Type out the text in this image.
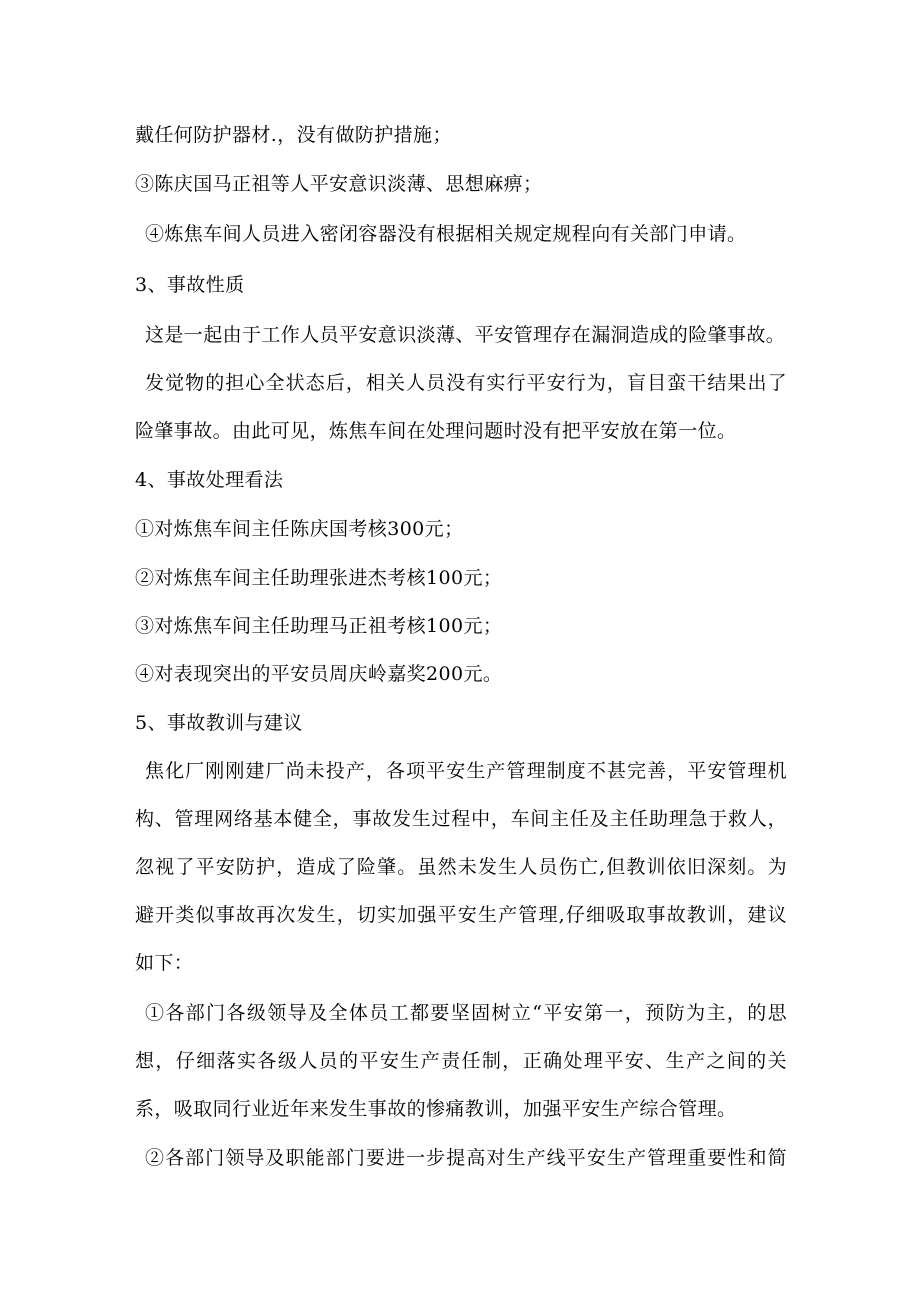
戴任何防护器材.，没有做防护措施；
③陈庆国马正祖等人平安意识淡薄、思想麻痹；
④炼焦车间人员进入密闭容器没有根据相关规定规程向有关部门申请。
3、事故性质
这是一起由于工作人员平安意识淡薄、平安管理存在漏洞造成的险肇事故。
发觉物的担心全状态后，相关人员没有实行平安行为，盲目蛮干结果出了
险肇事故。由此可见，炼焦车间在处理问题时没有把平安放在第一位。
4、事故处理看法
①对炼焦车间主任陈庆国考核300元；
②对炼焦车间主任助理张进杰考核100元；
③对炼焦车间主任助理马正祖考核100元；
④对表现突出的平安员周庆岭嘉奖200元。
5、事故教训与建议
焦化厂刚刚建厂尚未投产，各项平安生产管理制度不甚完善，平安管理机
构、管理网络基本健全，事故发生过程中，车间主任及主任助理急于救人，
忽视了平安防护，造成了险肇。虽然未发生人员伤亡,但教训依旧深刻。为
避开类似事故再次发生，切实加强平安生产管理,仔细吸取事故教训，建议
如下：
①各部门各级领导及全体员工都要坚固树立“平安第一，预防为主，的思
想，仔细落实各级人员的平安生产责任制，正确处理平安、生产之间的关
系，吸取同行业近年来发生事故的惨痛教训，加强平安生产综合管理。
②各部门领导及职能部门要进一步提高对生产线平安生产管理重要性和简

» **To be done**
Every record is to be reproduced exactly, with no pictures included.

» **Output of the task**
Type out the text in this image.
戴任何防护器材.，没有做防护措施；
③陈庆国马正祖等人平安意识淡薄、思想麻痹；
④炼焦车间人员进入密闭容器没有根据相关规定规程向有关部门申请。
3、事故性质
这是一起由于工作人员平安意识淡薄、平安管理存在漏洞造成的险肇事故。
发觉物的担心全状态后，相关人员没有实行平安行为，盲目蛮干结果出了
险肇事故。由此可见，炼焦车间在处理问题时没有把平安放在第一位。
4、事故处理看法
①对炼焦车间主任陈庆国考核300元；
②对炼焦车间主任助理张进杰考核100元；
③对炼焦车间主任助理马正祖考核100元；
④对表现突出的平安员周庆岭嘉奖200元。
5、事故教训与建议
焦化厂刚刚建厂尚未投产，各项平安生产管理制度不甚完善，平安管理机
构、管理网络基本健全，事故发生过程中，车间主任及主任助理急于救人，
忽视了平安防护，造成了险肇。虽然未发生人员伤亡,但教训依旧深刻。为
避开类似事故再次发生，切实加强平安生产管理,仔细吸取事故教训，建议
如下：
①各部门各级领导及全体员工都要坚固树立“平安第一，预防为主，的思
想，仔细落实各级人员的平安生产责任制，正确处理平安、生产之间的关
系，吸取同行业近年来发生事故的惨痛教训，加强平安生产综合管理。
②各部门领导及职能部门要进一步提高对生产线平安生产管理重要性和简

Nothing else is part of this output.